→ **WHAT THIS TASK INVOLVES**
Each line of the listing must be transcribed exactly, except for the images, which should be excluded.

---------- PROVIDED DATA

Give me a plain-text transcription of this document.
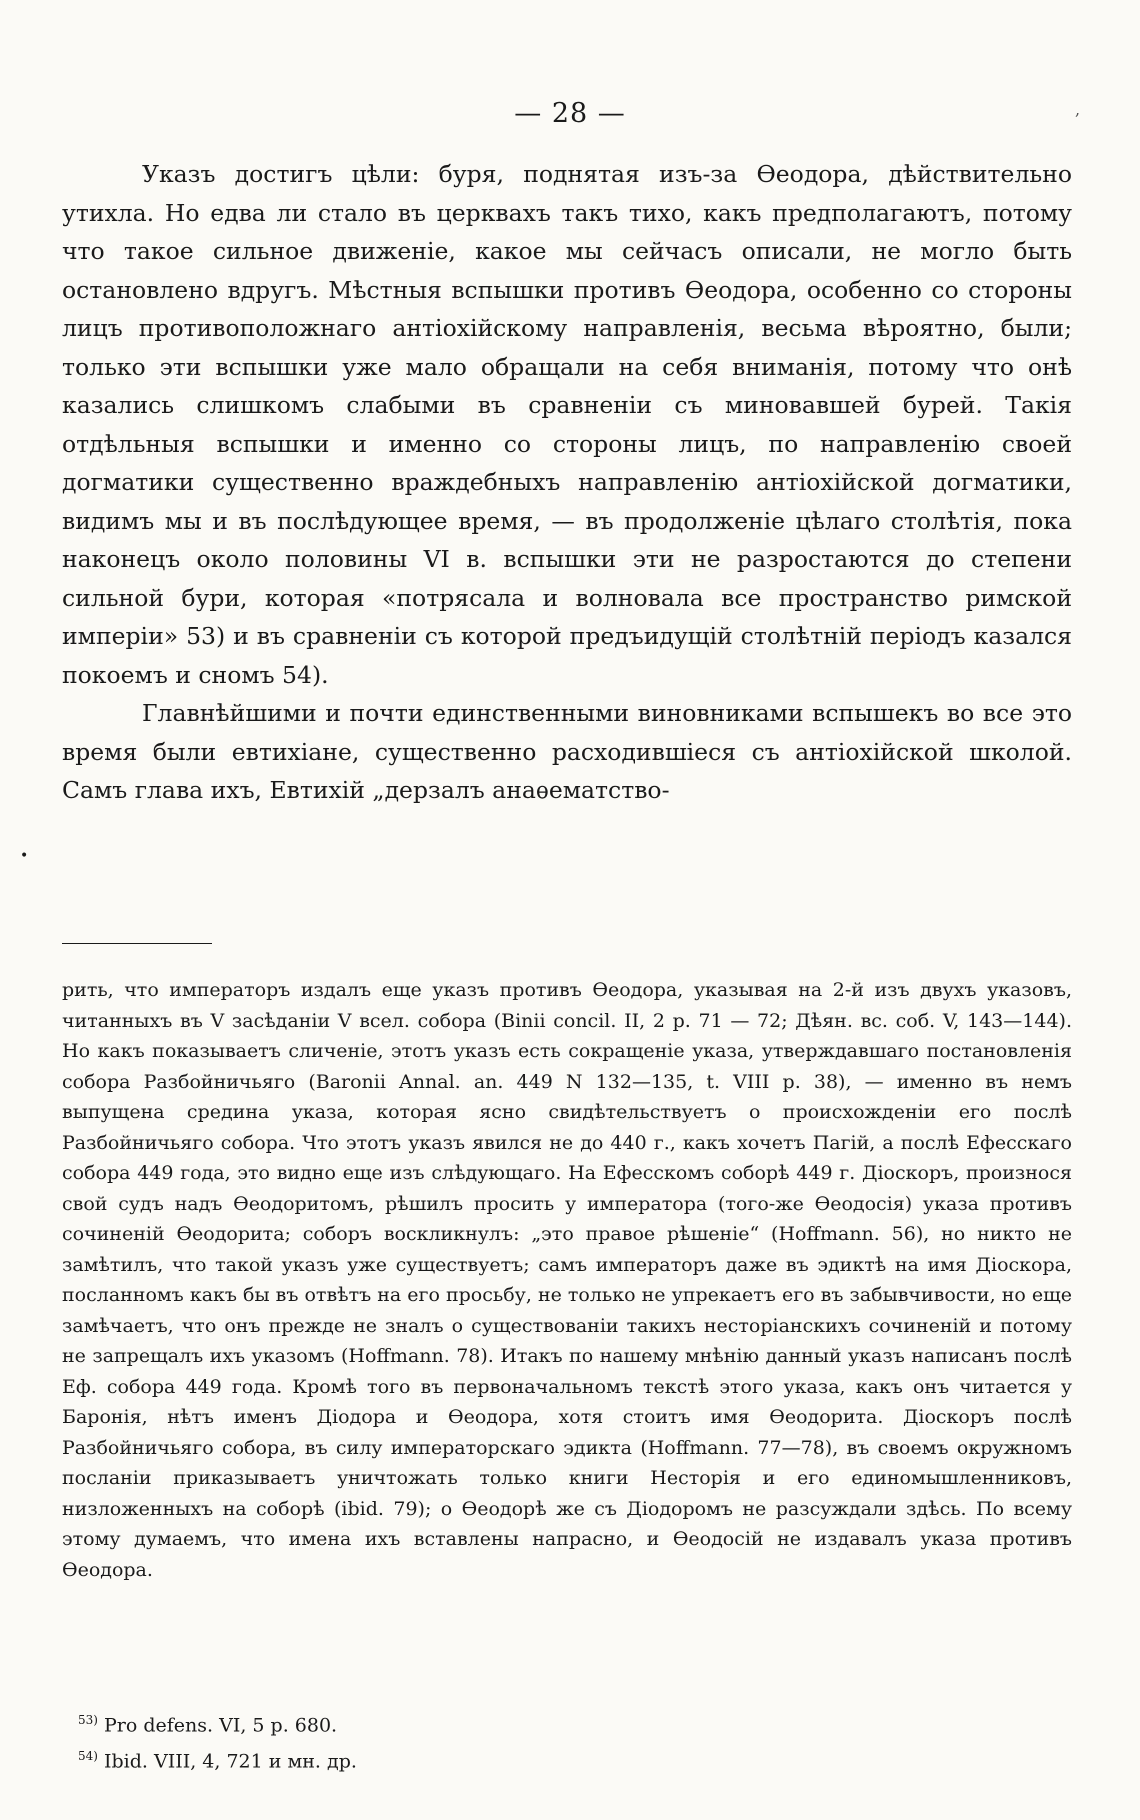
,
— 28 —

Указъ достигъ цѣли: буря, поднятая изъ-за Ѳеодора, дѣйствительно утихла. Но едва ли стало въ церквахъ такъ тихо, какъ предполагаютъ, потому что такое сильное движеніе, какое мы сейчасъ описали, не могло быть остановлено вдругъ. Мѣстныя вспышки противъ Ѳеодора, особенно со стороны лицъ противоположнаго антіохійскому направленія, весьма вѣроятно, были; только эти вспышки уже мало обращали на себя вниманія, потому что онѣ казались слишкомъ слабыми въ сравненіи съ миновавшей бурей. Такія отдѣльныя вспышки и именно со стороны лицъ, по направленію своей догматики существенно враждебныхъ направленію антіохійской догматики, видимъ мы и въ послѣдующее время, — въ продолженіе цѣлаго столѣтія, пока наконецъ около половины VI в. вспышки эти не разростаются до степени сильной бури, которая «потрясала и волновала все пространство римской имперіи» 53) и въ сравненіи съ которой предъидущій столѣтній періодъ казался покоемъ и сномъ 54).

Главнѣйшими и почти единственными виновниками вспышекъ во все это время были евтихіане, существенно расходившіеся съ антіохійской школой. Самъ глава ихъ, Евтихій „дерзалъ анаѳематство-

•

рить, что императоръ издалъ еще указъ противъ Ѳеодора, указывая на 2-й изъ двухъ указовъ, читанныхъ въ V засѣданіи V всел. собора (Binii concil. II, 2 p. 71 — 72; Дѣян. вс. соб. V, 143—144). Но какъ показываетъ сличеніе, этотъ указъ есть сокращеніе указа, утверждавшаго постановленія собора Разбойничьяго (Baronii Annal. an. 449 N 132—135, t. VIII p. 38), — именно въ немъ выпущена средина указа, которая ясно свидѣтельствуетъ о происхожденіи его послѣ Разбойничьяго собора. Что этотъ указъ явился не до 440 г., какъ хочетъ Пагій, а послѣ Ефесскаго собора 449 года, это видно еще изъ слѣдующаго. На Ефесскомъ соборѣ 449 г. Діоскоръ, произнося свой судъ надъ Ѳеодоритомъ, рѣшилъ просить у императора (того-же Ѳеодосія) указа противъ сочиненій Ѳеодорита; соборъ воскликнулъ: „это правое рѣшеніе“ (Hoffmann. 56), но никто не замѣтилъ, что такой указъ уже существуетъ; самъ императоръ даже въ эдиктѣ на имя Діоскора, посланномъ какъ бы въ отвѣтъ на его просьбу, не только не упрекаетъ его въ забывчивости, но еще замѣчаетъ, что онъ прежде не зналъ о существованіи такихъ несторіанскихъ сочиненій и потому не запрещалъ ихъ указомъ (Hoffmann. 78). Итакъ по нашему мнѣнію данный указъ написанъ послѣ Еф. собора 449 года. Кромѣ того въ первоначальномъ текстѣ этого указа, какъ онъ читается у Баронія, нѣтъ именъ Діодора и Ѳеодора, хотя стоитъ имя Ѳеодорита. Діоскоръ послѣ Разбойничьяго собора, въ силу императорскаго эдикта (Hoffmann. 77—78), въ своемъ окружномъ посланіи приказываетъ уничтожать только книги Несторія и его единомышленниковъ, низложенныхъ на соборѣ (ibid. 79); о Ѳеодорѣ же съ Діодоромъ не разсуждали здѣсь. По всему этому думаемъ, что имена ихъ вставлены напрасно, и Ѳеодосій не издавалъ указа противъ Ѳеодора.

$^{53)}$ Pro defens. VI, 5 p. 680.

$^{54)}$ Ibid. VIII, 4, 721 и мн. др.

--------------------

→ **COMPLETE ANSWER**
Give me a plain-text transcription of this document.
,
— 28 —

Указъ достигъ цѣли: буря, поднятая изъ-за Ѳеодора, дѣйствительно утихла. Но едва ли стало въ церквахъ такъ тихо, какъ предполагаютъ, потому что такое сильное движеніе, какое мы сейчасъ описали, не могло быть остановлено вдругъ. Мѣстныя вспышки противъ Ѳеодора, особенно со стороны лицъ противоположнаго антіохійскому направленія, весьма вѣроятно, были; только эти вспышки уже мало обращали на себя вниманія, потому что онѣ казались слишкомъ слабыми въ сравненіи съ миновавшей бурей. Такія отдѣльныя вспышки и именно со стороны лицъ, по направленію своей догматики существенно враждебныхъ направленію антіохійской догматики, видимъ мы и въ послѣдующее время, — въ продолженіе цѣлаго столѣтія, пока наконецъ около половины VI в. вспышки эти не разростаются до степени сильной бури, которая «потрясала и волновала все пространство римской имперіи» 53) и въ сравненіи съ которой предъидущій столѣтній періодъ казался покоемъ и сномъ 54).

Главнѣйшими и почти единственными виновниками вспышекъ во все это время были евтихіане, существенно расходившіеся съ антіохійской школой. Самъ глава ихъ, Евтихій „дерзалъ анаѳематство-

•

рить, что императоръ издалъ еще указъ противъ Ѳеодора, указывая на 2-й изъ двухъ указовъ, читанныхъ въ V засѣданіи V всел. собора (Binii concil. II, 2 p. 71 — 72; Дѣян. вс. соб. V, 143—144). Но какъ показываетъ сличеніе, этотъ указъ есть сокращеніе указа, утверждавшаго постановленія собора Разбойничьяго (Baronii Annal. an. 449 N 132—135, t. VIII p. 38), — именно въ немъ выпущена средина указа, которая ясно свидѣтельствуетъ о происхожденіи его послѣ Разбойничьяго собора. Что этотъ указъ явился не до 440 г., какъ хочетъ Пагій, а послѣ Ефесскаго собора 449 года, это видно еще изъ слѣдующаго. На Ефесскомъ соборѣ 449 г. Діоскоръ, произнося свой судъ надъ Ѳеодоритомъ, рѣшилъ просить у императора (того-же Ѳеодосія) указа противъ сочиненій Ѳеодорита; соборъ воскликнулъ: „это правое рѣшеніе“ (Hoffmann. 56), но никто не замѣтилъ, что такой указъ уже существуетъ; самъ императоръ даже въ эдиктѣ на имя Діоскора, посланномъ какъ бы въ отвѣтъ на его просьбу, не только не упрекаетъ его въ забывчивости, но еще замѣчаетъ, что онъ прежде не зналъ о существованіи такихъ несторіанскихъ сочиненій и потому не запрещалъ ихъ указомъ (Hoffmann. 78). Итакъ по нашему мнѣнію данный указъ написанъ послѣ Еф. собора 449 года. Кромѣ того въ первоначальномъ текстѣ этого указа, какъ онъ читается у Баронія, нѣтъ именъ Діодора и Ѳеодора, хотя стоитъ имя Ѳеодорита. Діоскоръ послѣ Разбойничьяго собора, въ силу императорскаго эдикта (Hoffmann. 77—78), въ своемъ окружномъ посланіи приказываетъ уничтожать только книги Несторія и его единомышленниковъ, низложенныхъ на соборѣ (ibid. 79); о Ѳеодорѣ же съ Діодоромъ не разсуждали здѣсь. По всему этому думаемъ, что имена ихъ вставлены напрасно, и Ѳеодосій не издавалъ указа противъ Ѳеодора.

$^{53)}$ Pro defens. VI, 5 p. 680.

$^{54)}$ Ibid. VIII, 4, 721 и мн. др.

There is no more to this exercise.